* **Exercise set**:
(1) Print everything in the Charlie Harper biography from "In 1980 his" down to "the UK Subs.".
(2) Please condense the paragraph of the Charlie Harper biography that begins "In 1980 his solo single release" into a short bulleted list that keeps its main facts.
(3) Write the next part of the Charlie Harper biography, picking up after its final sentence.

* **Text extract**:
☆ ☆ ☆ ☆

Charlie Harper (born David Charles Perez, 25 May 1944) is a British singer, best known as the lead vocalist of the punk band UK Subs.

Biography
Charlie Harper was born in London but moved to the Sussex countryside when he was eight years old. Harper is reportedly a nephew of actor Cesar Romero.Harper attended a "radical secondary school" where he was the Chairman of the Young Farmer's Club. He left school at the age of 15 to start a hairdressing apprenticeship. Following the apprenticeship, Harper began busking, playing the guitar and harmonica. In 1970, Harper got married and began working as a hairdresser at his sister-in-law's shop.

A former hairdresser, he was already a veteran of the London R&B scene at the time of the UK Subs being formed in 1976. His first band in 1964 was named Charlie Harper Free Press Band. Prior to performing as the UK Subs, he was the frontman and founder of The Marauders who were a pub rock band. After seeing a couple of punk rock shows at The Roxy, the band changed their name to the Subversives and started playing punk rock. The name was eventually shortened to the U.K. Subs.

In 1980 his solo single release "Barmy London Army" spent one week at #68 in the UK Singles Chart. He has also recorded with his side project The Urban Dogs and released a solo album entitled Stolen Property and a second solo single "Freaked". As well as singing he also plays the harmonica and bass, he played rhythm guitar on the UK Subs album Diminished Responsibility. He still typically performs between 150 and 200 gigs per year with the UK Subs.

☆ ☆ ☆ ☆

* **Provided data**:

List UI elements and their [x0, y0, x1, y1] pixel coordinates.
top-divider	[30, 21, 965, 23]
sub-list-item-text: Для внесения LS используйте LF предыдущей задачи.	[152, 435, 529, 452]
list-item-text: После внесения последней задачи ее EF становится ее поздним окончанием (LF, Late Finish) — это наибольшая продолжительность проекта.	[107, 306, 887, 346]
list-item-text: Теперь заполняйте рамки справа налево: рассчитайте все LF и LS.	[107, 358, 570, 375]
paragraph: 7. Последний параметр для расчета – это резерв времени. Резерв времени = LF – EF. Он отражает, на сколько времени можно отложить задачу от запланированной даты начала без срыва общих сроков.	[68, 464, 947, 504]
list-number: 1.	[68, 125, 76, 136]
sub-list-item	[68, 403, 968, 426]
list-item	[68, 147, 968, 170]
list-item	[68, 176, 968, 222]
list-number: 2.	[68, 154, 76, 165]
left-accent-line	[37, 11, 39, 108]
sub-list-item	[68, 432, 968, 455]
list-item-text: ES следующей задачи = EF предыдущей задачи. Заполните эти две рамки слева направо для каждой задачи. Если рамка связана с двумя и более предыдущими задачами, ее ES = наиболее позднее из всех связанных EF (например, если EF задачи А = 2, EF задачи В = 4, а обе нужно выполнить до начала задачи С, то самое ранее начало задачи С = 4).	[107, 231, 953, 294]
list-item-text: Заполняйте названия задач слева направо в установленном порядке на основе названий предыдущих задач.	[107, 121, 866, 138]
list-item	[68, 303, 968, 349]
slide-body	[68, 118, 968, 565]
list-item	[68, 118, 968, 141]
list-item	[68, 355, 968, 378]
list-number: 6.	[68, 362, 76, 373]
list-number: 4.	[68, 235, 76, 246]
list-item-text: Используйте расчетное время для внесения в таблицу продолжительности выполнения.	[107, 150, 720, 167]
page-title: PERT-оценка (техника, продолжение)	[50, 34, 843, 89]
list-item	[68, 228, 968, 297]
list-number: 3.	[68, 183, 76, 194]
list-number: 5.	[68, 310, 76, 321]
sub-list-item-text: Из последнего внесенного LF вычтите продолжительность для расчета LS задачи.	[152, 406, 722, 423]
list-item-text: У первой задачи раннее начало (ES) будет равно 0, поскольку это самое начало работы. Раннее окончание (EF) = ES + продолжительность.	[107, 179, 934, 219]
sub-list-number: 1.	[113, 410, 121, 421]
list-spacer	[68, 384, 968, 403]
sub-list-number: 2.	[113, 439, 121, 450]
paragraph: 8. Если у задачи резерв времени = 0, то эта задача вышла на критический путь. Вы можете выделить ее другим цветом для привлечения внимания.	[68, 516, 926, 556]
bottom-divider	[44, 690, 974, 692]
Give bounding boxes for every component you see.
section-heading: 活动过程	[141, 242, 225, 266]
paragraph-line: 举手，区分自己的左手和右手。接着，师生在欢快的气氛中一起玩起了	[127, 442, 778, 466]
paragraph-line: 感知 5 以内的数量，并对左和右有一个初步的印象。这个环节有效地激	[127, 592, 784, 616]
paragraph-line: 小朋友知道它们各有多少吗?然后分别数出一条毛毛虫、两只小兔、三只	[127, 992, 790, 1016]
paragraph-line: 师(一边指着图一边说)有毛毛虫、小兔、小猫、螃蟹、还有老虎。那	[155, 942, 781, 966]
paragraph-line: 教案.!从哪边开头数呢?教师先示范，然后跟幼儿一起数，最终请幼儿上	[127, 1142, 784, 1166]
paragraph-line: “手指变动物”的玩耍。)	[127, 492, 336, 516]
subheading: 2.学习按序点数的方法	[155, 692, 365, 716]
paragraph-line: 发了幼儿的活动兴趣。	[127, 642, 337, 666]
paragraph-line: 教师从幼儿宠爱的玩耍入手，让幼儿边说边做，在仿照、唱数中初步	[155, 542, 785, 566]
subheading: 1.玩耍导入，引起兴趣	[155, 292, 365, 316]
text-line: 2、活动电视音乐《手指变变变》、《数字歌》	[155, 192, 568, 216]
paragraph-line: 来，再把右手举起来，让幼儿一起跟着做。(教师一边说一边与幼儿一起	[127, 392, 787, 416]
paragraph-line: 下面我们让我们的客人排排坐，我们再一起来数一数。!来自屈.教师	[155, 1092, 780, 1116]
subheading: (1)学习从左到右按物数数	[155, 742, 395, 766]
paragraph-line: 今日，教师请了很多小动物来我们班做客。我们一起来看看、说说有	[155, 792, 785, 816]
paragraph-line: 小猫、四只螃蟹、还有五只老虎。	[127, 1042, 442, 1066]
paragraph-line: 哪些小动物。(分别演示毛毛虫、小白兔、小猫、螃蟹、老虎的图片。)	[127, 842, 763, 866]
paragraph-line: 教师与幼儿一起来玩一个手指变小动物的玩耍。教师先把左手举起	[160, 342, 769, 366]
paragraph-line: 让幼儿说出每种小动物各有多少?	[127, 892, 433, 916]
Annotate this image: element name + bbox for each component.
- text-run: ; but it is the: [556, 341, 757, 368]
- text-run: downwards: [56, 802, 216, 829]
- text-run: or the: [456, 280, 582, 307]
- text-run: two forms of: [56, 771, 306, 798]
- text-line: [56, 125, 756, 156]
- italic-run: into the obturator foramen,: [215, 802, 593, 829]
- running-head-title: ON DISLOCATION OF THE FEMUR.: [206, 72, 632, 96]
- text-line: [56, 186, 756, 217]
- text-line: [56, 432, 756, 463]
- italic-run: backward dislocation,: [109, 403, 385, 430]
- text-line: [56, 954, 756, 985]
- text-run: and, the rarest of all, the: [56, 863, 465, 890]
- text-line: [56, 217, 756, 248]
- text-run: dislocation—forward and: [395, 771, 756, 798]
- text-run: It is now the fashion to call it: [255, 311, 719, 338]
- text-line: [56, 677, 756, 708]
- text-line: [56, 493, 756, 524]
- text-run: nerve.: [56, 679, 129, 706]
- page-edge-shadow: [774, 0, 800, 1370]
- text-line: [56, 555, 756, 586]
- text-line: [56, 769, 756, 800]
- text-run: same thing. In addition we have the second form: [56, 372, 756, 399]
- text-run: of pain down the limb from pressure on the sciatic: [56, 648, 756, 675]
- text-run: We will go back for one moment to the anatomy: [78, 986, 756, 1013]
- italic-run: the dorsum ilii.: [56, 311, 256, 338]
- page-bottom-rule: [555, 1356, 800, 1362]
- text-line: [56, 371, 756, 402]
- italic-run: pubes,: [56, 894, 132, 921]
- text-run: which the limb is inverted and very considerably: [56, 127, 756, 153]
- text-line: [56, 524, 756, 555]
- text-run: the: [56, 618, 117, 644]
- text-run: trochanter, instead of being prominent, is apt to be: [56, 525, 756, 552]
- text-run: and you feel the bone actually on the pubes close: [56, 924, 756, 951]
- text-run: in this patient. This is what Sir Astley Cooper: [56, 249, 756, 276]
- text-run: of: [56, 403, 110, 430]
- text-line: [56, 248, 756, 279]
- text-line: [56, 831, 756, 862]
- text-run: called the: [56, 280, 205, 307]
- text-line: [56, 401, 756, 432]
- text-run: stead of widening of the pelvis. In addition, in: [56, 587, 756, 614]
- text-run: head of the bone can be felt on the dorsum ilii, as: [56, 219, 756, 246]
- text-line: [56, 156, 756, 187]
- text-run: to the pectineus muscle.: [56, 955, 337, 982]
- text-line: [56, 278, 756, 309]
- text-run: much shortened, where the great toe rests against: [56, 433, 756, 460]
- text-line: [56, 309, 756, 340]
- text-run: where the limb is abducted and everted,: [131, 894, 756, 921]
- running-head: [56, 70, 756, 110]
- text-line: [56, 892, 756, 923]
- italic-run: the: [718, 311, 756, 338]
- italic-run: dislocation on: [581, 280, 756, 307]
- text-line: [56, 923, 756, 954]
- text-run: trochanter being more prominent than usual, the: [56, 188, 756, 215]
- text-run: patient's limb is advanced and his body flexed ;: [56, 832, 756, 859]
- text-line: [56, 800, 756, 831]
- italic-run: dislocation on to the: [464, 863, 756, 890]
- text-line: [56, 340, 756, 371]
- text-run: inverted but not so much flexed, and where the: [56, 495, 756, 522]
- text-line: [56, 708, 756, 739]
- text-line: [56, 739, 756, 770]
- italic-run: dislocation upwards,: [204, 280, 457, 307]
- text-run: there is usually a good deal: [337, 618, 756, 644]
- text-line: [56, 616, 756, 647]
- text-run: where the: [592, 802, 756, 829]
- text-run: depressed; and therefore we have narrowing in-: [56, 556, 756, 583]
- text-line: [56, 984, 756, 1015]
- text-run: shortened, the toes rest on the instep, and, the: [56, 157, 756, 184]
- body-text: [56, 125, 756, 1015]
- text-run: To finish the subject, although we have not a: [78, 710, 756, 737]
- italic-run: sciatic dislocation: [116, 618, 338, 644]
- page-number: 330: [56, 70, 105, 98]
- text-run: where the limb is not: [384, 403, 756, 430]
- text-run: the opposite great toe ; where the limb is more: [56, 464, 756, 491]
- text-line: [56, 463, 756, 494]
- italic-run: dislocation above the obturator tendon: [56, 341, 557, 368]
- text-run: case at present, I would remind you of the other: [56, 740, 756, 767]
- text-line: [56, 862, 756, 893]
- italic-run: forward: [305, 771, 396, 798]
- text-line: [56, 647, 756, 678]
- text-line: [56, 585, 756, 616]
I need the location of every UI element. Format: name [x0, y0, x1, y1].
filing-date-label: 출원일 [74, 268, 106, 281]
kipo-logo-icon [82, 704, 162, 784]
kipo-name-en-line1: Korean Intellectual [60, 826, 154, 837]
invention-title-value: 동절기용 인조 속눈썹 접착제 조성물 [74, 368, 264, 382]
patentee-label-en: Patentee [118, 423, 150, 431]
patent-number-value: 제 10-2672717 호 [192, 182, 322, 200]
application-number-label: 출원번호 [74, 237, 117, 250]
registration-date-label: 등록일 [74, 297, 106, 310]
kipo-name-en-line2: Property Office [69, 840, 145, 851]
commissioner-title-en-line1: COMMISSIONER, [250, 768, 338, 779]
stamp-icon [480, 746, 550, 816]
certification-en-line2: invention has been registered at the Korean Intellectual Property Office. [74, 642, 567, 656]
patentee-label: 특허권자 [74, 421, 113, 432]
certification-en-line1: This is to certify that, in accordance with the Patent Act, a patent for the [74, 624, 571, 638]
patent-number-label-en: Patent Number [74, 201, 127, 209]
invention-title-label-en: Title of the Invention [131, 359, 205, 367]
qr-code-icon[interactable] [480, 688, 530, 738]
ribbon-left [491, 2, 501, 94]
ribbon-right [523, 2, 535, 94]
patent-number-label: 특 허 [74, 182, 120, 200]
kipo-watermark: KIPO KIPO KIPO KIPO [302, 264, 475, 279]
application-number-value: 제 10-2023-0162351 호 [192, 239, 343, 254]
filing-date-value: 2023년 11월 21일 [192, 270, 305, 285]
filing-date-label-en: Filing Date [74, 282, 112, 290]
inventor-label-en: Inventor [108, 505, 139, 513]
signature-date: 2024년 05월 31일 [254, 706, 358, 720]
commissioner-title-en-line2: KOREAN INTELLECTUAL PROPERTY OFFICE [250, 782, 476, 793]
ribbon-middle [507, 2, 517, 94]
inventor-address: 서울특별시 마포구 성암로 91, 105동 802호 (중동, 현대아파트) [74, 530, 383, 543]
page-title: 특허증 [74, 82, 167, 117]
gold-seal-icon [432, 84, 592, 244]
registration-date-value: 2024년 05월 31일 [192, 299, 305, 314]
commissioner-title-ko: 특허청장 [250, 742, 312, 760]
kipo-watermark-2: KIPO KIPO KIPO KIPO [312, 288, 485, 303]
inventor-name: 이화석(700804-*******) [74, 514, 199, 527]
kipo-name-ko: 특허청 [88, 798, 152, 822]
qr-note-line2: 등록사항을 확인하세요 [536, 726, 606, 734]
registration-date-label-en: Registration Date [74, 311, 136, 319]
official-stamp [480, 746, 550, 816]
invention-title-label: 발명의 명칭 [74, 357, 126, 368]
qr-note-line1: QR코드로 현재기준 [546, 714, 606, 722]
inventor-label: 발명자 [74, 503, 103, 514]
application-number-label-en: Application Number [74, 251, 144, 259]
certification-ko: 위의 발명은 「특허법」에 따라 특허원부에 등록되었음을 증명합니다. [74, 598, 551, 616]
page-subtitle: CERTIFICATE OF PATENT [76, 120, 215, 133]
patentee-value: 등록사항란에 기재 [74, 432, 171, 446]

☆ ☆ ☆ ☆

* **Task answers**:
(1)
In 1980 his solo single release "Barmy London Army" spent one week at #68 in the UK Singles Chart. He has also recorded with his side project The Urban Dogs and released a solo album entitled Stolen Property and a second solo single "Freaked". As well as singing he also plays the harmonica and bass, he played rhythm guitar on the UK Subs album Diminished Responsibility. He still typically performs between 150 and 200 gigs per year with the UK Subs.

(2)
- 1980 solo single "Barmy London Army": one week at #68 in the UK Singles Chart
- Other work: recordings with side project The Urban Dogs, solo album Stolen Property, second solo single "Freaked"
- Instruments: harmonica and bass besides vocals; rhythm guitar on the UK Subs album Diminished Responsibility
- Touring: still typically 150 to 200 gigs a year with the UK Subs

(3)
Discography

Solo

Albums
 Stolen Property (1981), Flicknife

Singles
 "Barmy London Army"/"Talk Is Cheap" (1980), Gem
 "Freaked"/"Jo" (1981), Ramkup - UK Indie no. 17

with UK Subs
see U.K. Subs discography

with The Urban Dogs

Albums
 Urban Dogs (1983), Fall Out - UK Indie no. 18
 No Pedigree (1985), Flicknife
 Wipeout Beach (1998), Raw Power
 Bonefield (2012), Time and Matter
 Attack! (2016), Time and Matter

Singles
 "New Barbarians" (1982), Fall Out - UK Indie no. 15
 "Limo Life" (1983), Fall Out - UK Indie no. 16
 "(We Don't Want No) Millenium Dome" (1999), Raw Power
 "Rebellion Song" (2014), Time and Matter
 "Trick or Treat" (2016), Time and Matter

with Charlie's Harbour Rats
 "Rollin' In My Sweet Baby's Arms" single (2012), Punkerama

with Captain Sensible
 Too Much Reality EP (2013), Time and Matter

Compilations
 New Barbarians: The Best Of Charlie Harper And The Urban Dogs (1999), Captain Oi!

Recorded tributes
 "Charlie Harper" - a track by The Bus Station Loonies appeared on their "Bare Faced Hypocrisy Sells Records" EP on the Ruptured Ambitions label in 1998. A different version was on their 1999 Mad Frank's Zonal Disco album.                           
Charlie Harper a song recorded and written by Demob. Unreleased to date. A live version on YouTube.
"Uncle Charlie" is a tribute song by Anti-Nowhere League from their LP The Cage.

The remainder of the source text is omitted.